▼▼▼

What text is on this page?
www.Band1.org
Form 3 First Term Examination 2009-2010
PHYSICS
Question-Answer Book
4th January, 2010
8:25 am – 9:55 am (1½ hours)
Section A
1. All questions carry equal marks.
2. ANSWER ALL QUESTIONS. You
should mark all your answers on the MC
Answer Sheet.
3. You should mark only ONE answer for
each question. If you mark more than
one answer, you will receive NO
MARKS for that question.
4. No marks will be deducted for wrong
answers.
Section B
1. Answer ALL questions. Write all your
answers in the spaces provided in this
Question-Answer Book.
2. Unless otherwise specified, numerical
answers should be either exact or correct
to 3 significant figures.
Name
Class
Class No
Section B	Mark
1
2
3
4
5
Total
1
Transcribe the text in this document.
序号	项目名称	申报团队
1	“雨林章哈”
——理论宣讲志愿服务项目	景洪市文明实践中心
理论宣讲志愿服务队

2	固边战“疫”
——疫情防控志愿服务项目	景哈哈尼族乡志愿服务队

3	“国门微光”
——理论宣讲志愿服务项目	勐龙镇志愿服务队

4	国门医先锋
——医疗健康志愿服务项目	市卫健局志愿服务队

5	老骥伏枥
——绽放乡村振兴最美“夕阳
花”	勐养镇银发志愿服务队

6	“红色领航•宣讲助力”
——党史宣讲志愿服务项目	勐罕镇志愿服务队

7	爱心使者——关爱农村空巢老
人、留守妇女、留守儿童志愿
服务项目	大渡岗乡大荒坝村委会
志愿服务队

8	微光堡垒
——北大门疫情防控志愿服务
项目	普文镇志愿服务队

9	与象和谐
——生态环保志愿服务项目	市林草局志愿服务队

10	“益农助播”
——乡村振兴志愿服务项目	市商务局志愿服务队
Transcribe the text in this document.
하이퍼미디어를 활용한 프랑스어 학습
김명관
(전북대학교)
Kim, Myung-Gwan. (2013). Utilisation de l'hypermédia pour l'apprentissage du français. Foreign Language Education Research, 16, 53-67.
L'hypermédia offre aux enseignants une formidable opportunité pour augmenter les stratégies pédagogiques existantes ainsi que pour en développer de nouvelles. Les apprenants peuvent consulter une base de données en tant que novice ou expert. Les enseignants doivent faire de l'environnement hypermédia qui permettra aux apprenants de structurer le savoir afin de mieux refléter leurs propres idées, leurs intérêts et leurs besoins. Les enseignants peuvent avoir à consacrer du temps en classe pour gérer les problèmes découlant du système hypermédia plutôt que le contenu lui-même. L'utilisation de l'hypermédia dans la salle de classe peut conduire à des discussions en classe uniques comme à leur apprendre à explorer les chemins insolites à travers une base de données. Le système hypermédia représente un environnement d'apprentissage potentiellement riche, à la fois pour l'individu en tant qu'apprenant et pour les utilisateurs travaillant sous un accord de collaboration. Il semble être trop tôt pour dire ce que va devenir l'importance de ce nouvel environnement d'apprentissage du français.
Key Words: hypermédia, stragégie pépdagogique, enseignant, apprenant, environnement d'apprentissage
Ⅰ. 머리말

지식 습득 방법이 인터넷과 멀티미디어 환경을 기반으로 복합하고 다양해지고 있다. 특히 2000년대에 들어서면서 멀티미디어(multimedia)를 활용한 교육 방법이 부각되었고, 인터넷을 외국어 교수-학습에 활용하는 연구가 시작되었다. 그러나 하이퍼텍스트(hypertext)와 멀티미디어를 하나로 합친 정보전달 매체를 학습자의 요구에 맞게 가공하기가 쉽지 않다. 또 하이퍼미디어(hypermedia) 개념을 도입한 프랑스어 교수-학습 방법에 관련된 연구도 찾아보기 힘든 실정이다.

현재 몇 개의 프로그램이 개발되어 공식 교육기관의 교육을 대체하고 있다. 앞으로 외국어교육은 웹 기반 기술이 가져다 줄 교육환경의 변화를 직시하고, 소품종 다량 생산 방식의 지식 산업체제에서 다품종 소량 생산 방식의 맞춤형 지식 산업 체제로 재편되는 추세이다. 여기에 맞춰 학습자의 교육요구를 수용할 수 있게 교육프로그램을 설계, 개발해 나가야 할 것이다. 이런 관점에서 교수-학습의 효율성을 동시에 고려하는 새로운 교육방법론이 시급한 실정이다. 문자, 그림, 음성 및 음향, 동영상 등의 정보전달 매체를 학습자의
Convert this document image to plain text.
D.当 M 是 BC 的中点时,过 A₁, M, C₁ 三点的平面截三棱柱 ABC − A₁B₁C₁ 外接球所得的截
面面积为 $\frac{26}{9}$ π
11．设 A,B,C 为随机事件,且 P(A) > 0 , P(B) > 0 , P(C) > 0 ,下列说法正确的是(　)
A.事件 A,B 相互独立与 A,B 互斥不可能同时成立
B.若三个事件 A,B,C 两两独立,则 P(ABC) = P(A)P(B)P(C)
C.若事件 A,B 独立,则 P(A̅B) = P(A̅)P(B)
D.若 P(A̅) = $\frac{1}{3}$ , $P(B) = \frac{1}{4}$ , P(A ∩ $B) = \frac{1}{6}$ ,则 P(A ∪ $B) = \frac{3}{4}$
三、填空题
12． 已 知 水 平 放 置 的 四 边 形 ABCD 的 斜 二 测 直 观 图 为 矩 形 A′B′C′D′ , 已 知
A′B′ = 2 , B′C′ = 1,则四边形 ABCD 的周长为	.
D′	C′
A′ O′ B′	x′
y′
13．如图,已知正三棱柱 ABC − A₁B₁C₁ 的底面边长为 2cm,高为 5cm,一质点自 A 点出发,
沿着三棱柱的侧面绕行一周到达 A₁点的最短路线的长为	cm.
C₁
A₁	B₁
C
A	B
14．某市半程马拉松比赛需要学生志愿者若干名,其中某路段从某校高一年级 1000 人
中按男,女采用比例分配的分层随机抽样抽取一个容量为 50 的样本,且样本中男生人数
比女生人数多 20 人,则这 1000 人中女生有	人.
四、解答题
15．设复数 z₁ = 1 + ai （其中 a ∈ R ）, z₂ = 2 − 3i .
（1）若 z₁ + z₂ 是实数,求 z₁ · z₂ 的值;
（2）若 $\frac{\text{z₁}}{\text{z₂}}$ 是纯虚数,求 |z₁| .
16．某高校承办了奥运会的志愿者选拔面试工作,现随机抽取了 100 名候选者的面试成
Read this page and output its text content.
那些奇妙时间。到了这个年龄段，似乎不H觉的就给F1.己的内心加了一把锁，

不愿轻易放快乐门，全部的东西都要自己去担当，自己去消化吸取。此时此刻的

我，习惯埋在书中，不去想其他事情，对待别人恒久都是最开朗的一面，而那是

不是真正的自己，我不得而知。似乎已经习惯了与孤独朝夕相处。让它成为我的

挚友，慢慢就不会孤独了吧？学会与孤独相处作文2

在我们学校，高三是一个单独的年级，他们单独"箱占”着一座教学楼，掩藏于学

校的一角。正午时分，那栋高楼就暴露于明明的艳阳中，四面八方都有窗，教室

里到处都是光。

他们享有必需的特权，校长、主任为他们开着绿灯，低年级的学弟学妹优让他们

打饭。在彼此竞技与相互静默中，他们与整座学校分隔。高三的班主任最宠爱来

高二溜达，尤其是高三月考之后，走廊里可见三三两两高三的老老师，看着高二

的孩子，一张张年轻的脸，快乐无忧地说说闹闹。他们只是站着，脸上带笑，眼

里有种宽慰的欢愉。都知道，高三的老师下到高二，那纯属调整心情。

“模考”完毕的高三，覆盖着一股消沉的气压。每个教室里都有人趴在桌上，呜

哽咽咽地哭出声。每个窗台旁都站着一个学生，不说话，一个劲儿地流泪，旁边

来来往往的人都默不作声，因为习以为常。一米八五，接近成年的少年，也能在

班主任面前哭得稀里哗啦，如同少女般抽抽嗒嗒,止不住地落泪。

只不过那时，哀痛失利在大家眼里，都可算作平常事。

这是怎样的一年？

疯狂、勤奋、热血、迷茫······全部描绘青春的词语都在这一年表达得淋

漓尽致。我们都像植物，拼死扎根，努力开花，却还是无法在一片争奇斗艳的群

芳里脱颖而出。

▲▲▲

» WORK REQUIRED: Identify each line in the records above that contains the word "this", and copy it out in full.

» TASK RESULT:
What text is on this page?
answers in the spaces provided in this
Transcribe the text in this document.
Transcribe the text in this document.
Convert this document image to plain text.
Read this page and output its text content.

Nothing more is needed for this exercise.